++++ Data excerpts ++++
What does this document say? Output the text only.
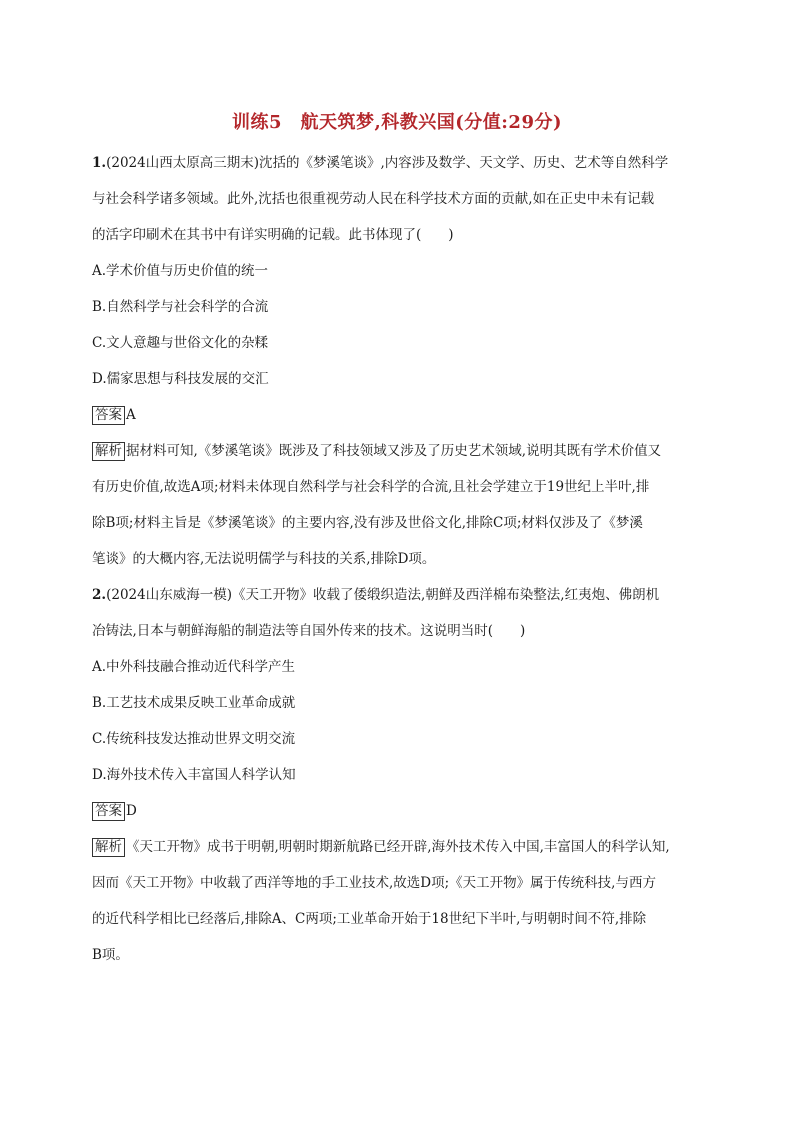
训练5　航天筑梦,科教兴国(分值:29分)
1.(2024山西太原高三期末)沈括的《梦溪笔谈》,内容涉及数学、天文学、历史、艺术等自然科学
与社会科学诸多领域。此外,沈括也很重视劳动人民在科学技术方面的贡献,如在正史中未有记载
的活字印刷术在其书中有详实明确的记载。此书体现了(　　)
A.学术价值与历史价值的统一
B.自然科学与社会科学的合流
C.文人意趣与世俗文化的杂糅
D.儒家思想与科技发展的交汇
答案 A
解析 据材料可知,《梦溪笔谈》既涉及了科技领域又涉及了历史艺术领域,说明其既有学术价值又
有历史价值,故选A项;材料未体现自然科学与社会科学的合流,且社会学建立于19世纪上半叶,排
除B项;材料主旨是《梦溪笔谈》的主要内容,没有涉及世俗文化,排除C项;材料仅涉及了《梦溪
笔谈》的大概内容,无法说明儒学与科技的关系,排除D项。
2.(2024山东威海一模)《天工开物》收载了倭缎织造法,朝鲜及西洋棉布染整法,红夷炮、佛朗机
冶铸法,日本与朝鲜海船的制造法等自国外传来的技术。这说明当时(　　)
A.中外科技融合推动近代科学产生
B.工艺技术成果反映工业革命成就
C.传统科技发达推动世界文明交流
D.海外技术传入丰富国人科学认知
答案 D
解析 《天工开物》成书于明朝,明朝时期新航路已经开辟,海外技术传入中国,丰富国人的科学认知,
因而《天工开物》中收载了西洋等地的手工业技术,故选D项;《天工开物》属于传统科技,与西方
的近代科学相比已经落后,排除A、C两项;工业革命开始于18世纪下半叶,与明朝时间不符,排除
B项。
++++
_Your task:_ Wherever a line in the data above holds "梦溪笔谈", copy that line.

_Written solution:_
1.(2024山西太原高三期末)沈括的《梦溪笔谈》,内容涉及数学、天文学、历史、艺术等自然科学
解析 据材料可知,《梦溪笔谈》既涉及了科技领域又涉及了历史艺术领域,说明其既有学术价值又
除B项;材料主旨是《梦溪笔谈》的主要内容,没有涉及世俗文化,排除C项;材料仅涉及了《梦溪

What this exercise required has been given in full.